• **Problem requirements**
Transcribe each line of the material as it is, and drop any picture.
━━━ Dataset content
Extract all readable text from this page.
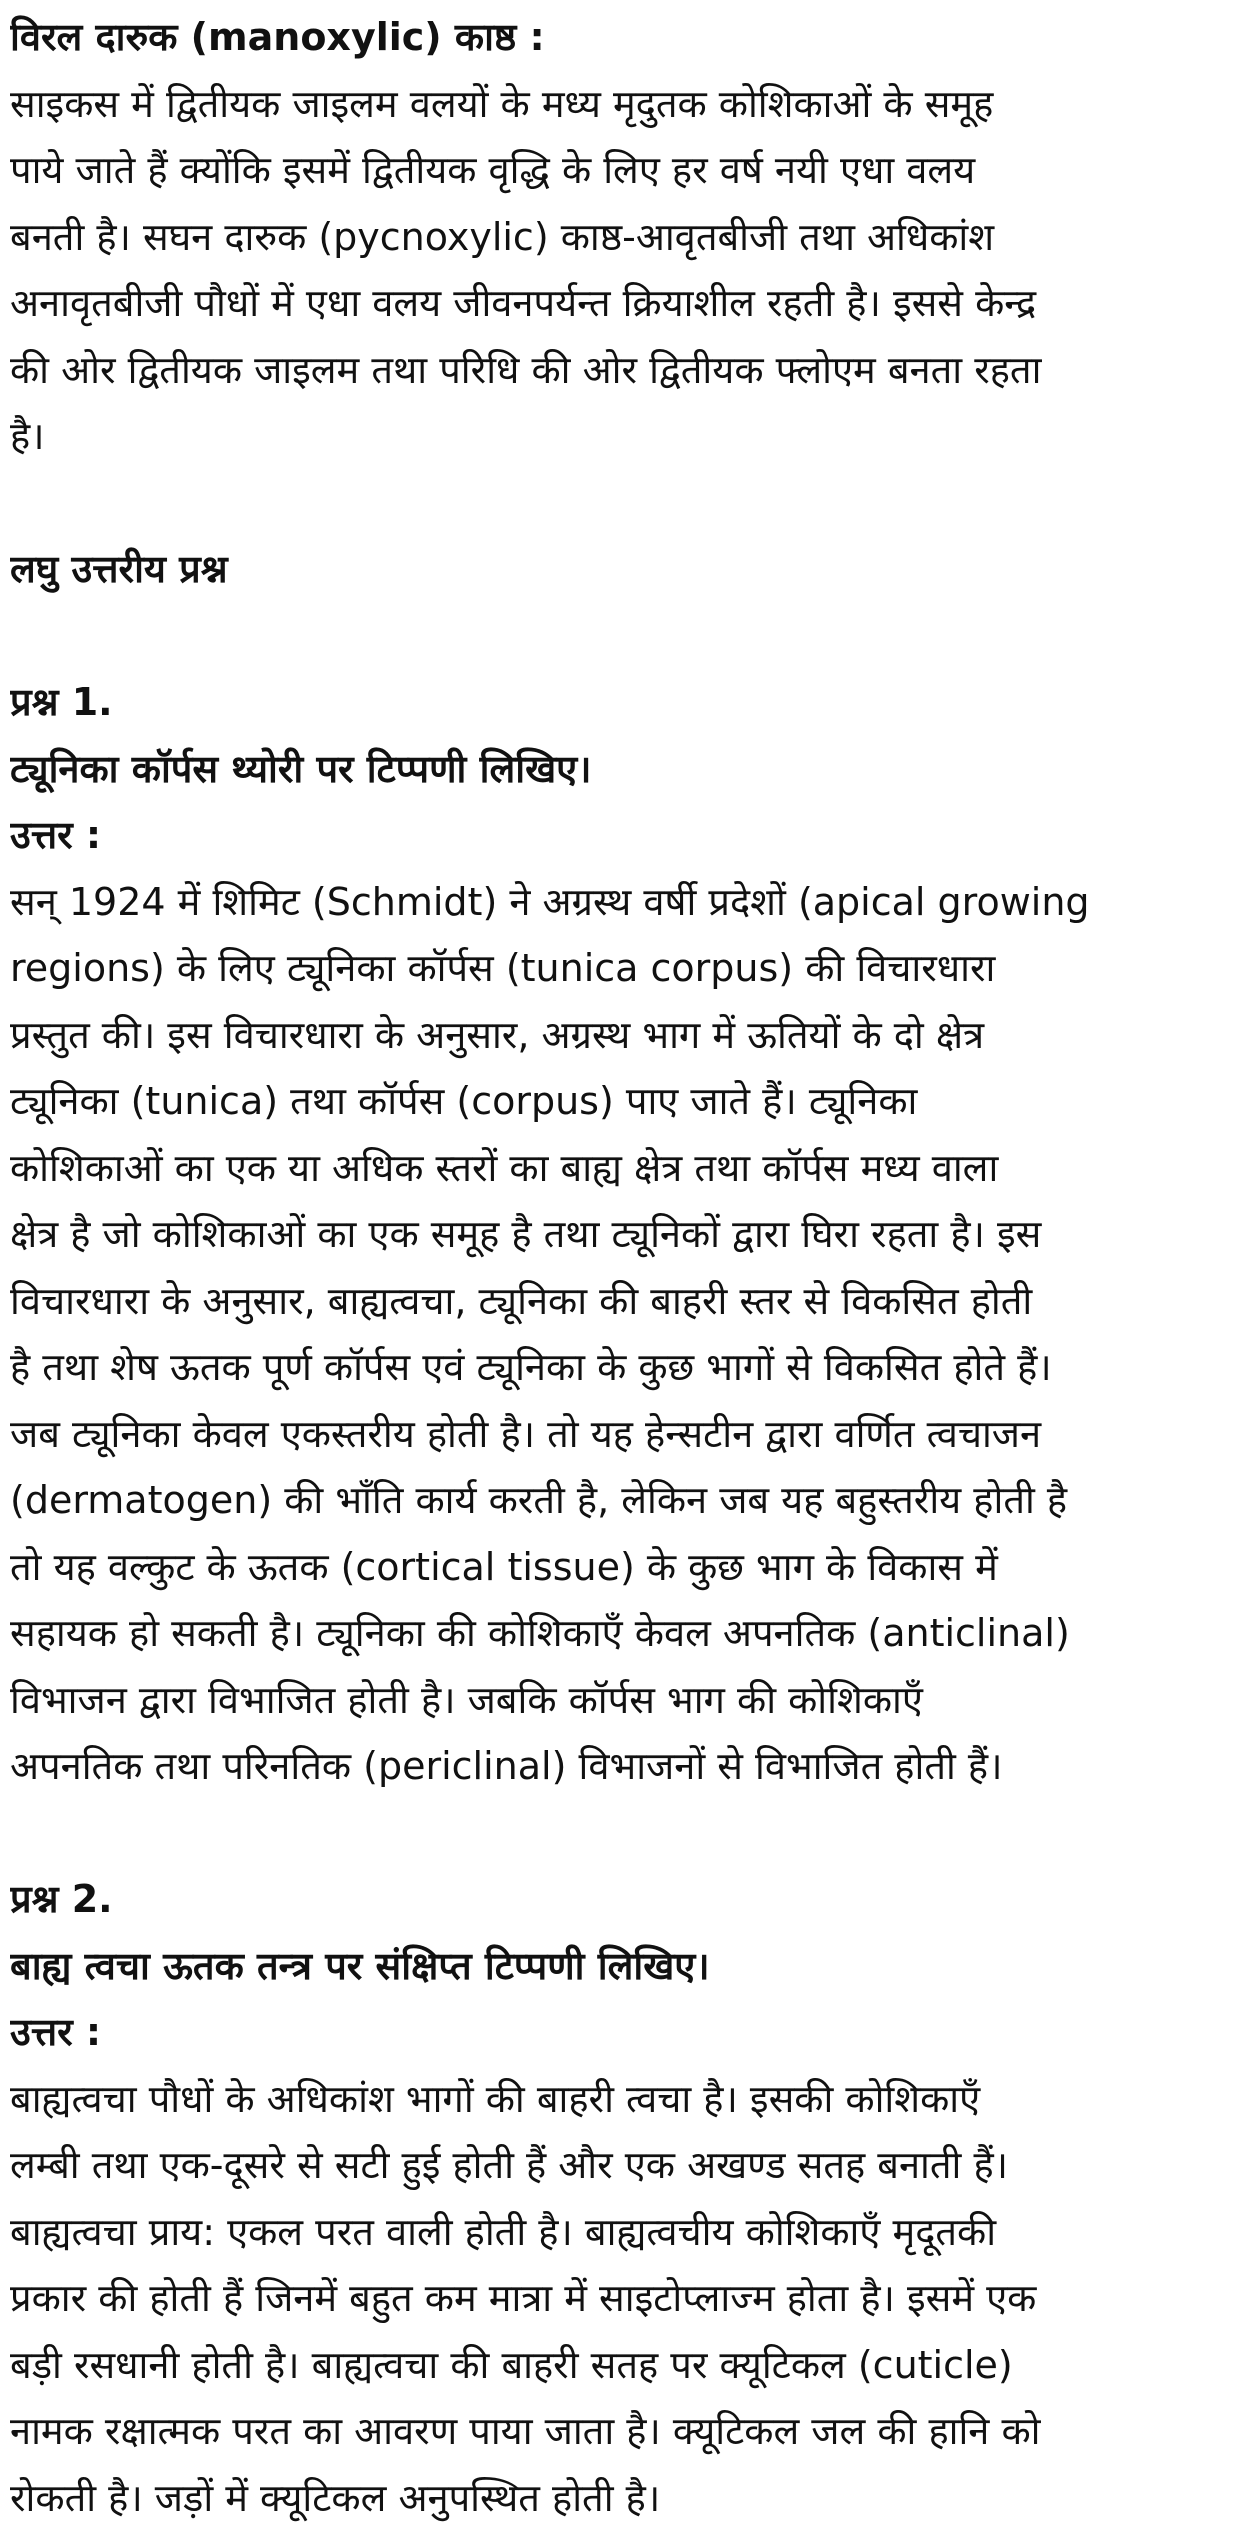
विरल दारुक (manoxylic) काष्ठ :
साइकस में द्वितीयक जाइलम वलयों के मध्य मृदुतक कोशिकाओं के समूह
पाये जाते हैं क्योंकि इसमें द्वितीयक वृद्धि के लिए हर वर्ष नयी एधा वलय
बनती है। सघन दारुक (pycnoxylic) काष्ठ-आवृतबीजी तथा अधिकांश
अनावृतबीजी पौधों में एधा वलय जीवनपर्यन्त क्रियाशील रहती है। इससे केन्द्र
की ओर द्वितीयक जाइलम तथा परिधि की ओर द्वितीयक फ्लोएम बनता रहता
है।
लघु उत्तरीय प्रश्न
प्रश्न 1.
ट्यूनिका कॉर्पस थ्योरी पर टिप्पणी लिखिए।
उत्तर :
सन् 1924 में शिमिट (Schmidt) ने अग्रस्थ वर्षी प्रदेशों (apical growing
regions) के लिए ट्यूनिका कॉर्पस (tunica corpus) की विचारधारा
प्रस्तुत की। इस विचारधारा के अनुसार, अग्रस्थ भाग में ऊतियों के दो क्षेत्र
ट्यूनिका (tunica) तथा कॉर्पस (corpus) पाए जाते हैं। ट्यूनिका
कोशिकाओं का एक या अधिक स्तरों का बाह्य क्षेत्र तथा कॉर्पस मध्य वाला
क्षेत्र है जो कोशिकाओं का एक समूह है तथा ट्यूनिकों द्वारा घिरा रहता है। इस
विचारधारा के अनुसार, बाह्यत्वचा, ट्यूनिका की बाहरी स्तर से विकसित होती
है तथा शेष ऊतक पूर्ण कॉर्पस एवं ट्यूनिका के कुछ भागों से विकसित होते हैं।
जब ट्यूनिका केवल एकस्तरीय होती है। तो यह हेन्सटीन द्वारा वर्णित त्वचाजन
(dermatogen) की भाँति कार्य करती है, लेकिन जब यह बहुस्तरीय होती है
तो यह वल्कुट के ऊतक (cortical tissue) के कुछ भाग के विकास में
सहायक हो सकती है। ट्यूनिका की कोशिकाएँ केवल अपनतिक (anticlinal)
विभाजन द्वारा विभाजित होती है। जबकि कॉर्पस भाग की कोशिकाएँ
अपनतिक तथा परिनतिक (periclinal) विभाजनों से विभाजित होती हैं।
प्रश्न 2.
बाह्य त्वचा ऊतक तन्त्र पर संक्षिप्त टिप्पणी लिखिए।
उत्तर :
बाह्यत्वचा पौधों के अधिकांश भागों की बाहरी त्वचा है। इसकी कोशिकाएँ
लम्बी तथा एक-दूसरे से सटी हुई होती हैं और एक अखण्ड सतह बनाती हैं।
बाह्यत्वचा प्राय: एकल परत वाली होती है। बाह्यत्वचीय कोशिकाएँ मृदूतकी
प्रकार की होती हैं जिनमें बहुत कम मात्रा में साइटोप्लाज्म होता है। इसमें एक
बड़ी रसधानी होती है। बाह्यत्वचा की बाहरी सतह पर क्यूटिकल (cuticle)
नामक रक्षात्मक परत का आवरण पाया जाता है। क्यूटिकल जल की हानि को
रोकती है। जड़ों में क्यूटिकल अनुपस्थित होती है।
━━━━━━
• **Reply to the exercise**
Extract all readable text from this page.
विरल दारुक (manoxylic) काष्ठ :
साइकस में द्वितीयक जाइलम वलयों के मध्य मृदुतक कोशिकाओं के समूह
पाये जाते हैं क्योंकि इसमें द्वितीयक वृद्धि के लिए हर वर्ष नयी एधा वलय
बनती है। सघन दारुक (pycnoxylic) काष्ठ-आवृतबीजी तथा अधिकांश
अनावृतबीजी पौधों में एधा वलय जीवनपर्यन्त क्रियाशील रहती है। इससे केन्द्र
की ओर द्वितीयक जाइलम तथा परिधि की ओर द्वितीयक फ्लोएम बनता रहता
है।
लघु उत्तरीय प्रश्न
प्रश्न 1.
ट्यूनिका कॉर्पस थ्योरी पर टिप्पणी लिखिए।
उत्तर :
सन् 1924 में शिमिट (Schmidt) ने अग्रस्थ वर्षी प्रदेशों (apical growing
regions) के लिए ट्यूनिका कॉर्पस (tunica corpus) की विचारधारा
प्रस्तुत की। इस विचारधारा के अनुसार, अग्रस्थ भाग में ऊतियों के दो क्षेत्र
ट्यूनिका (tunica) तथा कॉर्पस (corpus) पाए जाते हैं। ट्यूनिका
कोशिकाओं का एक या अधिक स्तरों का बाह्य क्षेत्र तथा कॉर्पस मध्य वाला
क्षेत्र है जो कोशिकाओं का एक समूह है तथा ट्यूनिकों द्वारा घिरा रहता है। इस
विचारधारा के अनुसार, बाह्यत्वचा, ट्यूनिका की बाहरी स्तर से विकसित होती
है तथा शेष ऊतक पूर्ण कॉर्पस एवं ट्यूनिका के कुछ भागों से विकसित होते हैं।
जब ट्यूनिका केवल एकस्तरीय होती है। तो यह हेन्सटीन द्वारा वर्णित त्वचाजन
(dermatogen) की भाँति कार्य करती है, लेकिन जब यह बहुस्तरीय होती है
तो यह वल्कुट के ऊतक (cortical tissue) के कुछ भाग के विकास में
सहायक हो सकती है। ट्यूनिका की कोशिकाएँ केवल अपनतिक (anticlinal)
विभाजन द्वारा विभाजित होती है। जबकि कॉर्पस भाग की कोशिकाएँ
अपनतिक तथा परिनतिक (periclinal) विभाजनों से विभाजित होती हैं।
प्रश्न 2.
बाह्य त्वचा ऊतक तन्त्र पर संक्षिप्त टिप्पणी लिखिए।
उत्तर :
बाह्यत्वचा पौधों के अधिकांश भागों की बाहरी त्वचा है। इसकी कोशिकाएँ
लम्बी तथा एक-दूसरे से सटी हुई होती हैं और एक अखण्ड सतह बनाती हैं।
बाह्यत्वचा प्राय: एकल परत वाली होती है। बाह्यत्वचीय कोशिकाएँ मृदूतकी
प्रकार की होती हैं जिनमें बहुत कम मात्रा में साइटोप्लाज्म होता है। इसमें एक
बड़ी रसधानी होती है। बाह्यत्वचा की बाहरी सतह पर क्यूटिकल (cuticle)
नामक रक्षात्मक परत का आवरण पाया जाता है। क्यूटिकल जल की हानि को
रोकती है। जड़ों में क्यूटिकल अनुपस्थित होती है।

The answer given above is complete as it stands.